Entries taken from a collection:
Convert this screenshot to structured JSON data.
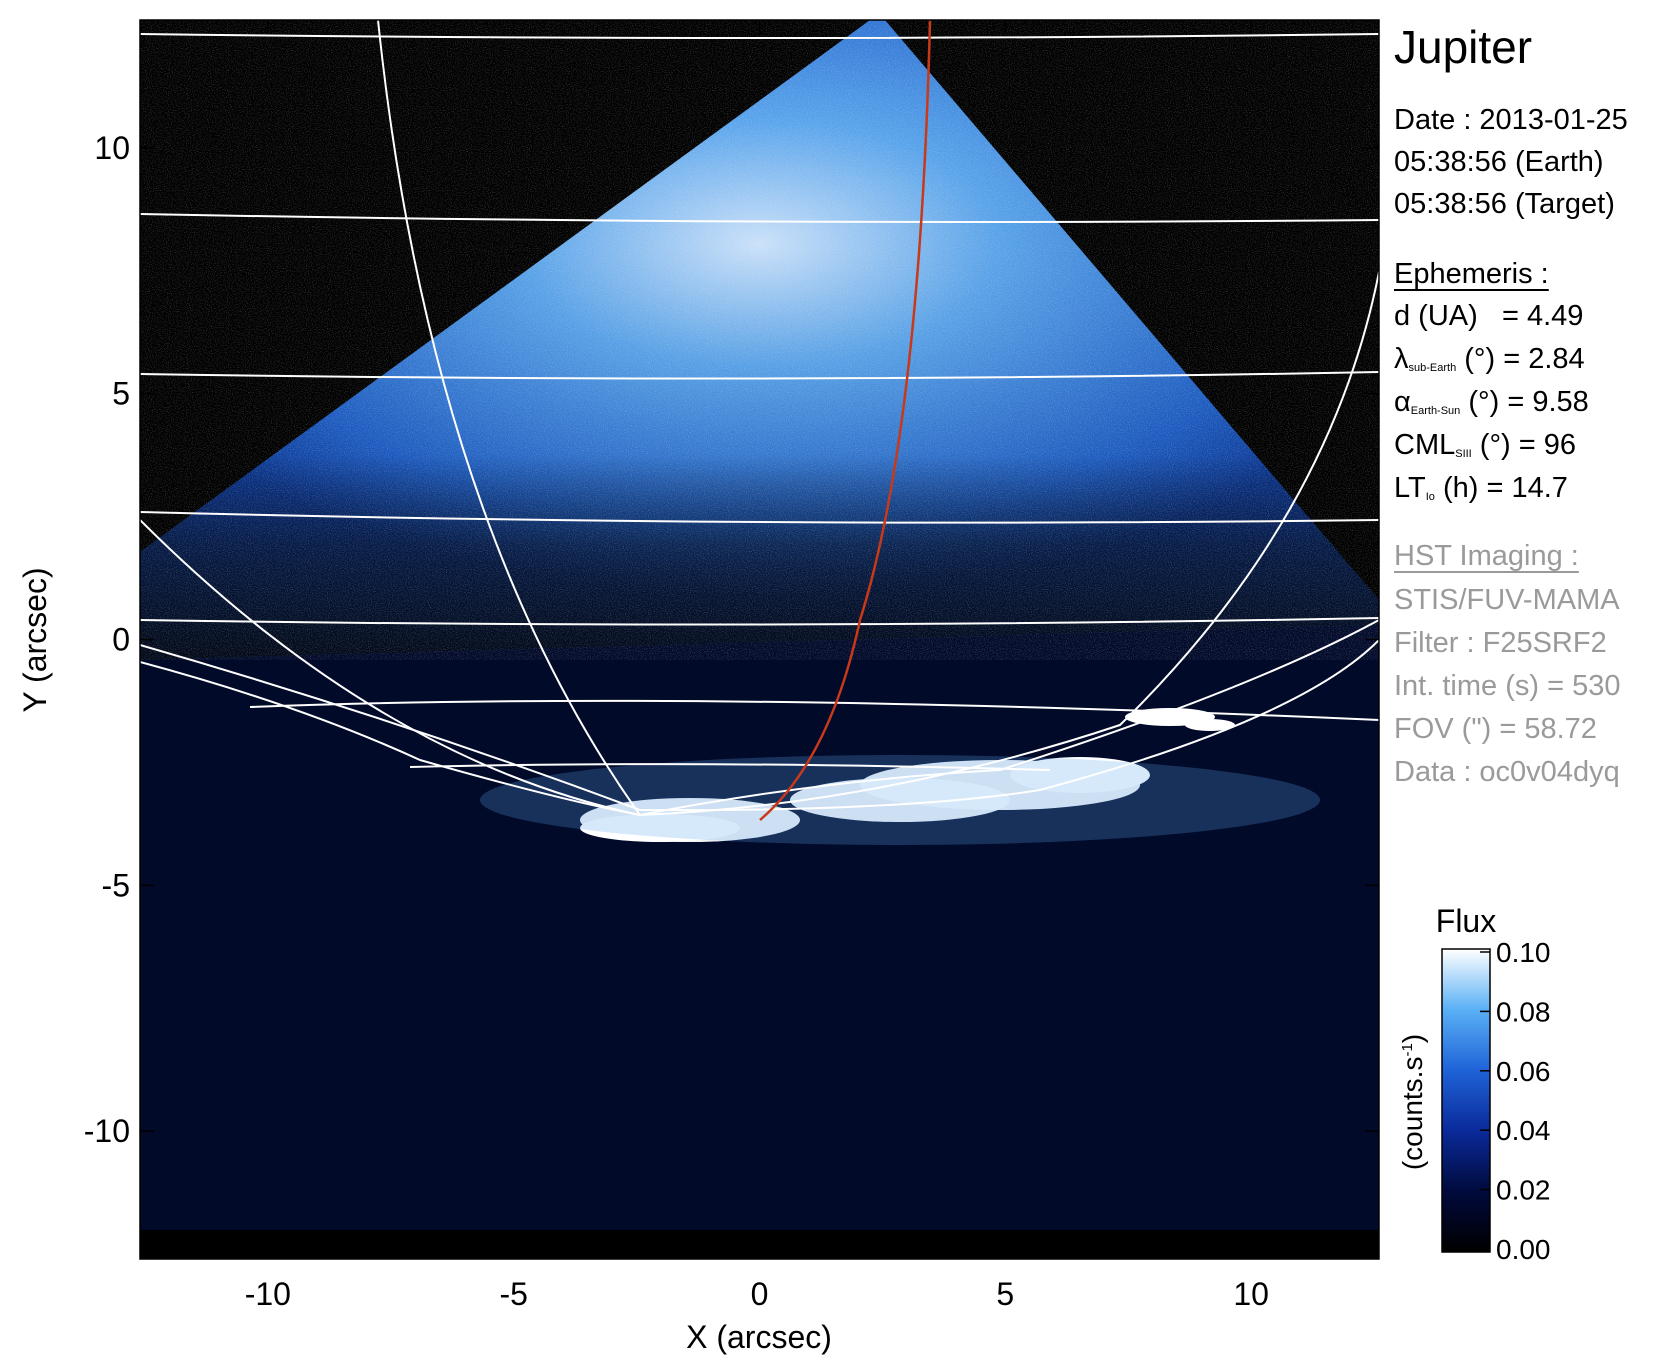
{
  "chart_data": {
    "type": "heatmap",
    "xlabel": "X (arcsec)",
    "ylabel": "Y (arcsec)",
    "xlim": [
      -12.6,
      12.6
    ],
    "ylim": [
      -12.6,
      12.6
    ],
    "xticks": [
      -10,
      -5,
      0,
      5,
      10
    ],
    "yticks": [
      10,
      5,
      0,
      -5,
      -10
    ],
    "colorbar": {
      "title": "Flux",
      "label": "(counts.s",
      "label_sup": "-1",
      "label_end": ")",
      "range": [
        0.0,
        0.1
      ],
      "ticks": [
        "0.10",
        "0.08",
        "0.06",
        "0.04",
        "0.02",
        "0.00"
      ],
      "colors": [
        "#000000",
        "#000a3c",
        "#0a2a9a",
        "#1f63d8",
        "#5ab0f5",
        "#ffffff"
      ]
    },
    "colors": {
      "grid": "#ffffff",
      "footprint": "#c8391a",
      "background": "#000000"
    }
  },
  "info": {
    "title": "Jupiter",
    "date": "Date : 2013-01-25",
    "time_earth": "05:38:56 (Earth)",
    "time_target": "05:38:56 (Target)",
    "ephemeris_header": "Ephemeris :",
    "ephemeris": [
      {
        "name": "d (UA)",
        "sub": "",
        "unit": "",
        "value": "   = 4.49"
      },
      {
        "name": "λ",
        "sub": "sub-Earth",
        "unit": " (°)",
        "value": " = 2.84"
      },
      {
        "name": "α",
        "sub": "Earth-Sun",
        "unit": " (°)",
        "value": " = 9.58"
      },
      {
        "name": "CML",
        "sub": "SIII",
        "unit": " (°)",
        "value": " = 96"
      },
      {
        "name": "LT",
        "sub": "Io",
        "unit": " (h)",
        "value": " = 14.7"
      }
    ],
    "hst_header": "HST Imaging :",
    "hst": [
      "STIS/FUV-MAMA",
      "Filter : F25SRF2",
      "Int. time (s) = 530",
      "FOV (\") = 58.72",
      "Data : oc0v04dyq"
    ]
  }
}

YOUR TASK: Make an exact copy of all the material, but keep the pictures out of it.

THE RESPONSE:
Convert this screenshot to structured JSON data.
{
  "chart_data": {
    "type": "heatmap",
    "xlabel": "X (arcsec)",
    "ylabel": "Y (arcsec)",
    "xlim": [
      -12.6,
      12.6
    ],
    "ylim": [
      -12.6,
      12.6
    ],
    "xticks": [
      -10,
      -5,
      0,
      5,
      10
    ],
    "yticks": [
      10,
      5,
      0,
      -5,
      -10
    ],
    "colorbar": {
      "title": "Flux",
      "label": "(counts.s",
      "label_sup": "-1",
      "label_end": ")",
      "range": [
        0.0,
        0.1
      ],
      "ticks": [
        "0.10",
        "0.08",
        "0.06",
        "0.04",
        "0.02",
        "0.00"
      ],
      "colors": [
        "#000000",
        "#000a3c",
        "#0a2a9a",
        "#1f63d8",
        "#5ab0f5",
        "#ffffff"
      ]
    },
    "colors": {
      "grid": "#ffffff",
      "footprint": "#c8391a",
      "background": "#000000"
    }
  },
  "info": {
    "title": "Jupiter",
    "date": "Date : 2013-01-25",
    "time_earth": "05:38:56 (Earth)",
    "time_target": "05:38:56 (Target)",
    "ephemeris_header": "Ephemeris :",
    "ephemeris": [
      {
        "name": "d (UA)",
        "sub": "",
        "unit": "",
        "value": "   = 4.49"
      },
      {
        "name": "λ",
        "sub": "sub-Earth",
        "unit": " (°)",
        "value": " = 2.84"
      },
      {
        "name": "α",
        "sub": "Earth-Sun",
        "unit": " (°)",
        "value": " = 9.58"
      },
      {
        "name": "CML",
        "sub": "SIII",
        "unit": " (°)",
        "value": " = 96"
      },
      {
        "name": "LT",
        "sub": "Io",
        "unit": " (h)",
        "value": " = 14.7"
      }
    ],
    "hst_header": "HST Imaging :",
    "hst": [
      "STIS/FUV-MAMA",
      "Filter : F25SRF2",
      "Int. time (s) = 530",
      "FOV (\") = 58.72",
      "Data : oc0v04dyq"
    ]
  }
}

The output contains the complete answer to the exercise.